■ **OBJECTIVE**
Could you rewrite every line of the items below as a Markdown table with the columns "Row" and "Line", numbering each row and leaving out blank lines?

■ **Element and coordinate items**
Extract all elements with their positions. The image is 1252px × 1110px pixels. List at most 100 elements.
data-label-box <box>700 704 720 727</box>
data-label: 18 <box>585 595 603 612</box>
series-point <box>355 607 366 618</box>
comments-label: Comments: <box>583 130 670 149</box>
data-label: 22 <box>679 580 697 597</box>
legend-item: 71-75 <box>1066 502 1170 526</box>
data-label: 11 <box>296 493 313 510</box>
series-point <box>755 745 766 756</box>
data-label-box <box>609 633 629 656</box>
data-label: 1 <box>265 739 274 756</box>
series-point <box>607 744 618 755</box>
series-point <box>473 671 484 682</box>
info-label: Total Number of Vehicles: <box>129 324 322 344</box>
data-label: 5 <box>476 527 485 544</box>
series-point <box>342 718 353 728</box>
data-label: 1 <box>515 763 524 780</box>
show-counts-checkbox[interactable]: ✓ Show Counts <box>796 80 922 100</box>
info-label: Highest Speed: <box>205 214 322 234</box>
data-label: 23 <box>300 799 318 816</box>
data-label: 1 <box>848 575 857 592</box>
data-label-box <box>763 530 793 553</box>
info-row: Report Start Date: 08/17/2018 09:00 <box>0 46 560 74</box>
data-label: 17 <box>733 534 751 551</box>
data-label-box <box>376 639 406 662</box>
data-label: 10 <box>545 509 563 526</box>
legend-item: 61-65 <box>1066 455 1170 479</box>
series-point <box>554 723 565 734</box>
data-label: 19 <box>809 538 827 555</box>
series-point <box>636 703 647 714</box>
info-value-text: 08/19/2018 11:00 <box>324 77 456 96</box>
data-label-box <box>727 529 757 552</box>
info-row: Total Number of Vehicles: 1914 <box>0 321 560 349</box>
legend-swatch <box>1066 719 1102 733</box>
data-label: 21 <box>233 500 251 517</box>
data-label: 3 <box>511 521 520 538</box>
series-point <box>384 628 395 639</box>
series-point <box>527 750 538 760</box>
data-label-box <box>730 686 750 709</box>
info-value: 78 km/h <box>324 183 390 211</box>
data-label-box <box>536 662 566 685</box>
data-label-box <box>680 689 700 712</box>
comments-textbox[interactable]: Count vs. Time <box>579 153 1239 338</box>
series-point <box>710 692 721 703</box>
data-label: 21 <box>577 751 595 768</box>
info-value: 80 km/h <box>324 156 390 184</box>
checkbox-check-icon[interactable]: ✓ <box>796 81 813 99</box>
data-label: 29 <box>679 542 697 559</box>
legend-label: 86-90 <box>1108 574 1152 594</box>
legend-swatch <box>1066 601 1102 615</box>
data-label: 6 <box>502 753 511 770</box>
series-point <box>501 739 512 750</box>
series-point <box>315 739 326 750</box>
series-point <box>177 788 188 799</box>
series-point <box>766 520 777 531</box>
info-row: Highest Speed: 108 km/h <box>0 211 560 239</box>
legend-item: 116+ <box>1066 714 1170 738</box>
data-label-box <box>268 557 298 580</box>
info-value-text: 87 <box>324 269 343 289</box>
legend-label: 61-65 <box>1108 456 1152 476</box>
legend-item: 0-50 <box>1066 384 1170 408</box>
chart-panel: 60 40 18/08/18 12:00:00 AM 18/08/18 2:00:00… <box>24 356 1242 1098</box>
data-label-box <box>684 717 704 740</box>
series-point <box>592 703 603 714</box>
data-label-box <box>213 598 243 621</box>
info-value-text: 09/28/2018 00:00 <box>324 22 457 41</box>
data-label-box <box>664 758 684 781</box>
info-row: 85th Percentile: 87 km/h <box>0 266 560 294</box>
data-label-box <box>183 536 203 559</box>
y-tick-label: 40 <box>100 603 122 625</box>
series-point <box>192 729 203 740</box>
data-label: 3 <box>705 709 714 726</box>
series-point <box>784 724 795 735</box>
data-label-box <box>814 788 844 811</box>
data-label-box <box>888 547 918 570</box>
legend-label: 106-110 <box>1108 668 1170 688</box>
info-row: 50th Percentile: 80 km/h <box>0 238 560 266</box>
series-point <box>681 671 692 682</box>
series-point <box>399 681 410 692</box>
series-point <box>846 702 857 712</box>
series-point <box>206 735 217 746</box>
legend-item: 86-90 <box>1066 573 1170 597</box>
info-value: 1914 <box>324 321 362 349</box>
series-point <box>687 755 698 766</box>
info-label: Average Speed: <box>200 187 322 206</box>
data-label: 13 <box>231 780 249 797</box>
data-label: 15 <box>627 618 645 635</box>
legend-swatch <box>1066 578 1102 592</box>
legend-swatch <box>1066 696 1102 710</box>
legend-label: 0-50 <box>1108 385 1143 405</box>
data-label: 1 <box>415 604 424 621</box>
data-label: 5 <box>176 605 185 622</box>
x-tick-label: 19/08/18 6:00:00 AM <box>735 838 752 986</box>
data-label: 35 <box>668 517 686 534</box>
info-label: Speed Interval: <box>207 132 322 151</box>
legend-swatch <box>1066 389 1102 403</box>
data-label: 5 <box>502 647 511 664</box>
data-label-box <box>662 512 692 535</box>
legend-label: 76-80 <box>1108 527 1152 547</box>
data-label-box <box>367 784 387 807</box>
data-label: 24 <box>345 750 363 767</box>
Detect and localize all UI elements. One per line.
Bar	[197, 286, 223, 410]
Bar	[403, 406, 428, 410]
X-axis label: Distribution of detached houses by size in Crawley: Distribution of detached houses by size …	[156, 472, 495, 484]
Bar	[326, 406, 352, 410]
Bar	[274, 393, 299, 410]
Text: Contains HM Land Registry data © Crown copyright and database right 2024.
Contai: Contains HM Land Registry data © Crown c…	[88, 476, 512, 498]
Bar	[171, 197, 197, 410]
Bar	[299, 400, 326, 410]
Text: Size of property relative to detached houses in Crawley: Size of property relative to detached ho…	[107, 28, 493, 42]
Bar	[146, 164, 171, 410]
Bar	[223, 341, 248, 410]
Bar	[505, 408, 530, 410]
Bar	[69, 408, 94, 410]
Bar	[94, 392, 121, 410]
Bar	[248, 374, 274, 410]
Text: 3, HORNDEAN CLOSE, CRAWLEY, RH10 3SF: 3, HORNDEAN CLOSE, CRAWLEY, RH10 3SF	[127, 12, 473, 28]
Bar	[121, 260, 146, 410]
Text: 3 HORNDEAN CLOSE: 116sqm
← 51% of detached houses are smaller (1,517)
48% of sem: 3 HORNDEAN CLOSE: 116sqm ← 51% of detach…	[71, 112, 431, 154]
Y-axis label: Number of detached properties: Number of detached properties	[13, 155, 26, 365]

■ **OUTPUT OF THE TASK**
| Row | Line |
|---|---|
| 1 | Extract all elements with their positions. The image is 1252px × 1110px pixels. List at most 100 elements. |
| 2 | data-label-box <box>700 704 720 727</box> |
| 3 | data-label: 18 <box>585 595 603 612</box> |
| 4 | series-point <box>355 607 366 618</box> |
| 5 | comments-label: Comments: <box>583 130 670 149</box> |
| 6 | data-label: 22 <box>679 580 697 597</box> |
| 7 | legend-item: 71-75 <box>1066 502 1170 526</box> |
| 8 | data-label: 11 <box>296 493 313 510</box> |
| 9 | series-point <box>755 745 766 756</box> |
| 10 | data-label-box <box>609 633 629 656</box> |
| 11 | data-label: 1 <box>265 739 274 756</box> |
| 12 | series-point <box>607 744 618 755</box> |
| 13 | series-point <box>473 671 484 682</box> |
| 14 | info-label: Total Number of Vehicles: <box>129 324 322 344</box> |
| 15 | data-label: 5 <box>476 527 485 544</box> |
| 16 | series-point <box>342 718 353 728</box> |
| 17 | data-label: 1 <box>515 763 524 780</box> |
| 18 | show-counts-checkbox[interactable]: ✓ Show Counts <box>796 80 922 100</box> |
| 19 | info-label: Highest Speed: <box>205 214 322 234</box> |
| 20 | data-label: 23 <box>300 799 318 816</box> |
| 21 | data-label: 1 <box>848 575 857 592</box> |
| 22 | data-label-box <box>763 530 793 553</box> |
| 23 | info-row: Report Start Date: 08/17/2018 09:00 <box>0 46 560 74</box> |
| 24 | data-label: 17 <box>733 534 751 551</box> |
| 25 | data-label-box <box>376 639 406 662</box> |
| 26 | data-label: 10 <box>545 509 563 526</box> |
| 27 | legend-item: 61-65 <box>1066 455 1170 479</box> |
| 28 | series-point <box>554 723 565 734</box> |
| 29 | data-label: 19 <box>809 538 827 555</box> |
| 30 | series-point <box>636 703 647 714</box> |
| 31 | info-value-text: 08/19/2018 11:00 <box>324 77 456 96</box> |
| 32 | data-label-box <box>727 529 757 552</box> |
| 33 | info-row: Total Number of Vehicles: 1914 <box>0 321 560 349</box> |
| 34 | legend-swatch <box>1066 719 1102 733</box> |
| 35 | data-label: 21 <box>233 500 251 517</box> |
| 36 | data-label: 3 <box>511 521 520 538</box> |
| 37 | series-point <box>384 628 395 639</box> |
| 38 | series-point <box>527 750 538 760</box> |
| 39 | data-label-box <box>730 686 750 709</box> |
| 40 | info-value: 78 km/h <box>324 183 390 211</box> |
| 41 | data-label-box <box>536 662 566 685</box> |
| 42 | data-label-box <box>680 689 700 712</box> |
| 43 | comments-textbox[interactable]: Count vs. Time <box>579 153 1239 338</box> |
| 44 | series-point <box>710 692 721 703</box> |
| 45 | data-label: 21 <box>577 751 595 768</box> |
| 46 | info-value: 80 km/h <box>324 156 390 184</box> |
| 47 | checkbox-check-icon[interactable]: ✓ <box>796 81 813 99</box> |
| 48 | data-label: 29 <box>679 542 697 559</box> |
| 49 | legend-label: 86-90 <box>1108 574 1152 594</box> |
| 50 | legend-swatch <box>1066 601 1102 615</box> |
| 51 | data-label: 6 <box>502 753 511 770</box> |
| 52 | series-point <box>501 739 512 750</box> |
| 53 | series-point <box>315 739 326 750</box> |
| 54 | series-point <box>177 788 188 799</box> |
| 55 | series-point <box>766 520 777 531</box> |
| 56 | info-row: Highest Speed: 108 km/h <box>0 211 560 239</box> |
| 57 | legend-item: 116+ <box>1066 714 1170 738</box> |
| 58 | data-label-box <box>268 557 298 580</box> |
| 59 | info-value-text: 87 <box>324 269 343 289</box> |
| 60 | legend-label: 61-65 <box>1108 456 1152 476</box> |
| 61 | legend-item: 0-50 <box>1066 384 1170 408</box> |
| 62 | chart-panel: 60 40 18/08/18 12:00:00 AM 18/08/18 2:00:00… <box>24 356 1242 1098</box> |
| 63 | data-label-box <box>684 717 704 740</box> |
| 64 | series-point <box>592 703 603 714</box> |
| 65 | data-label-box <box>213 598 243 621</box> |
| 66 | info-value-text: 09/28/2018 00:00 <box>324 22 457 41</box> |
| 67 | data-label-box <box>664 758 684 781</box> |
| 68 | info-row: 85th Percentile: 87 km/h <box>0 266 560 294</box> |
| 69 | data-label-box <box>183 536 203 559</box> |
| 70 | y-tick-label: 40 <box>100 603 122 625</box> |
| 71 | series-point <box>192 729 203 740</box> |
| 72 | data-label: 3 <box>705 709 714 726</box> |
| 73 | series-point <box>784 724 795 735</box> |
| 74 | data-label-box <box>814 788 844 811</box> |
| 75 | data-label-box <box>888 547 918 570</box> |
| 76 | legend-label: 106-110 <box>1108 668 1170 688</box> |
| 77 | info-row: 50th Percentile: 80 km/h <box>0 238 560 266</box> |
| 78 | series-point <box>681 671 692 682</box> |
| 79 | series-point <box>399 681 410 692</box> |
| 80 | series-point <box>846 702 857 712</box> |
| 81 | series-point <box>206 735 217 746</box> |
| 82 | legend-item: 86-90 <box>1066 573 1170 597</box> |
| 83 | info-value: 1914 <box>324 321 362 349</box> |
| 84 | series-point <box>687 755 698 766</box> |
| 85 | info-label: Average Speed: <box>200 187 322 206</box> |
| 86 | data-label: 13 <box>231 780 249 797</box> |
| 87 | data-label: 15 <box>627 618 645 635</box> |
| 88 | legend-swatch <box>1066 578 1102 592</box> |
| 89 | legend-swatch <box>1066 696 1102 710</box> |
| 90 | legend-label: 0-50 <box>1108 385 1143 405</box> |
| 91 | data-label: 1 <box>415 604 424 621</box> |
| 92 | data-label: 5 <box>176 605 185 622</box> |
| 93 | x-tick-label: 19/08/18 6:00:00 AM <box>735 838 752 986</box> |
| 94 | data-label: 35 <box>668 517 686 534</box> |
| 95 | info-label: Speed Interval: <box>207 132 322 151</box> |
| 96 | legend-swatch <box>1066 389 1102 403</box> |
| 97 | data-label: 5 <box>502 647 511 664</box> |
| 98 | data-label-box <box>662 512 692 535</box> |
| 99 | legend-label: 76-80 <box>1108 527 1152 547</box> |
| 100 | data-label-box <box>367 784 387 807</box> |
| 101 | data-label: 24 <box>345 750 363 767</box> |
| 102 | Detect and localize all UI elements. One per line. |
| 103 | Bar	[197, 286, 223, 410] |
| 104 | Bar	[403, 406, 428, 410] |
| 105 | X-axis label: Distribution of detached houses by size in Crawley: Distribution of detached houses by size …	[156, 472, 495, 484] |
| 106 | Bar	[326, 406, 352, 410] |
| 107 | Bar	[274, 393, 299, 410] |
| 108 | Text: Contains HM Land Registry data © Crown copyright and database right 2024. |
| 109 | Contai: Contains HM Land Registry data © Crown c…	[88, 476, 512, 498] |
| 110 | Bar	[171, 197, 197, 410] |
| 111 | Bar	[299, 400, 326, 410] |
| 112 | Text: Size of property relative to detached houses in Crawley: Size of property relative to detached ho…	[107, 28, 493, 42] |
| 113 | Bar	[146, 164, 171, 410] |
| 114 | Bar	[223, 341, 248, 410] |
| 115 | Bar	[505, 408, 530, 410] |
| 116 | Bar	[69, 408, 94, 410] |
| 117 | Bar	[94, 392, 121, 410] |
| 118 | Bar	[248, 374, 274, 410] |
| 119 | Text: 3, HORNDEAN CLOSE, CRAWLEY, RH10 3SF: 3, HORNDEAN CLOSE, CRAWLEY, RH10 3SF	[127, 12, 473, 28] |
| 120 | Bar	[121, 260, 146, 410] |
| 121 | Text: 3 HORNDEAN CLOSE: 116sqm |
| 122 | ← 51% of detached houses are smaller (1,517) |
| 123 | 48% of sem: 3 HORNDEAN CLOSE: 116sqm ← 51% of detach…	[71, 112, 431, 154] |
| 124 | Y-axis label: Number of detached properties: Number of detached properties	[13, 155, 26, 365] |